■ **EXERCISE**: Copy each line that includes the string "mmHg" from the material into your answer.

■ **RECORDED INFORMATION**:
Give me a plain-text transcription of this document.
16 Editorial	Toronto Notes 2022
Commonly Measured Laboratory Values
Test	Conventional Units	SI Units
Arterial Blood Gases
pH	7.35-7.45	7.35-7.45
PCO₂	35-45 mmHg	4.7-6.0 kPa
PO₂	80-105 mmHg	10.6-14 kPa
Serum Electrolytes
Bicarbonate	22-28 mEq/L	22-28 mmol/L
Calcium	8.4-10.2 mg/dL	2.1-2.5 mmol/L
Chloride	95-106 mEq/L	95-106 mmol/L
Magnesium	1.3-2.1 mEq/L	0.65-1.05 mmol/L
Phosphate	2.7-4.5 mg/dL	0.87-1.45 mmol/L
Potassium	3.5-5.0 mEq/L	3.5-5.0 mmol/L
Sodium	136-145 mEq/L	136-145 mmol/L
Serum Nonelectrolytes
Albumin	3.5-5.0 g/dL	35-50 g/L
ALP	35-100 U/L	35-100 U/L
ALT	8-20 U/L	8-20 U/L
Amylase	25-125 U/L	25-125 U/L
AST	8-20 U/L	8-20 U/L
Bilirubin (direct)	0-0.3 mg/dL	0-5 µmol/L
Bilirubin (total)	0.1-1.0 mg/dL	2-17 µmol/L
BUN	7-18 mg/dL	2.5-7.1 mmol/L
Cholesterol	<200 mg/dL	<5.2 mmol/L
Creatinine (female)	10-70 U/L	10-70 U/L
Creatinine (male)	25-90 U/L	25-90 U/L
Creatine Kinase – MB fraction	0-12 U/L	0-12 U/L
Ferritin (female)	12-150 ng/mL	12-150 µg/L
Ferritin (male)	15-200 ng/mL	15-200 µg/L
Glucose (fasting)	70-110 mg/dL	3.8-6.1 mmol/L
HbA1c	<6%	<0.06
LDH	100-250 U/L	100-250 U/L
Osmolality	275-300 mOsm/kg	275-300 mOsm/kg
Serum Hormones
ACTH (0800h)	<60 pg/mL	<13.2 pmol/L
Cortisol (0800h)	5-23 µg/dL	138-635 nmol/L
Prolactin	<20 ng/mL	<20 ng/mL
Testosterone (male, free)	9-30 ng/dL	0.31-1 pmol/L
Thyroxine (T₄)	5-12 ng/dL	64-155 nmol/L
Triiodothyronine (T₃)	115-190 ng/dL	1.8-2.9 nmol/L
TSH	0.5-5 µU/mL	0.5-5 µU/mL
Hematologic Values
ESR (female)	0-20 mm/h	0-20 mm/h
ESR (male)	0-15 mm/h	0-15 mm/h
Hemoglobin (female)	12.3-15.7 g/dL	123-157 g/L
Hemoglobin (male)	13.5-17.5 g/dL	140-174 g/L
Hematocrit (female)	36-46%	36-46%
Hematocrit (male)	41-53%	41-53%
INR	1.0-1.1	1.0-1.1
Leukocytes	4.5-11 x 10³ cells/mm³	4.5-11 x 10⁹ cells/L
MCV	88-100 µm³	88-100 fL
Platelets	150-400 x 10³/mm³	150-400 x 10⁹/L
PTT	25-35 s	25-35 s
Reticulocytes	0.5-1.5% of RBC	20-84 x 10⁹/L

■ **RESPONSE TO THIS EXERCISE**:
PCO₂	35-45 mmHg	4.7-6.0 kPa
PO₂	80-105 mmHg	10.6-14 kPa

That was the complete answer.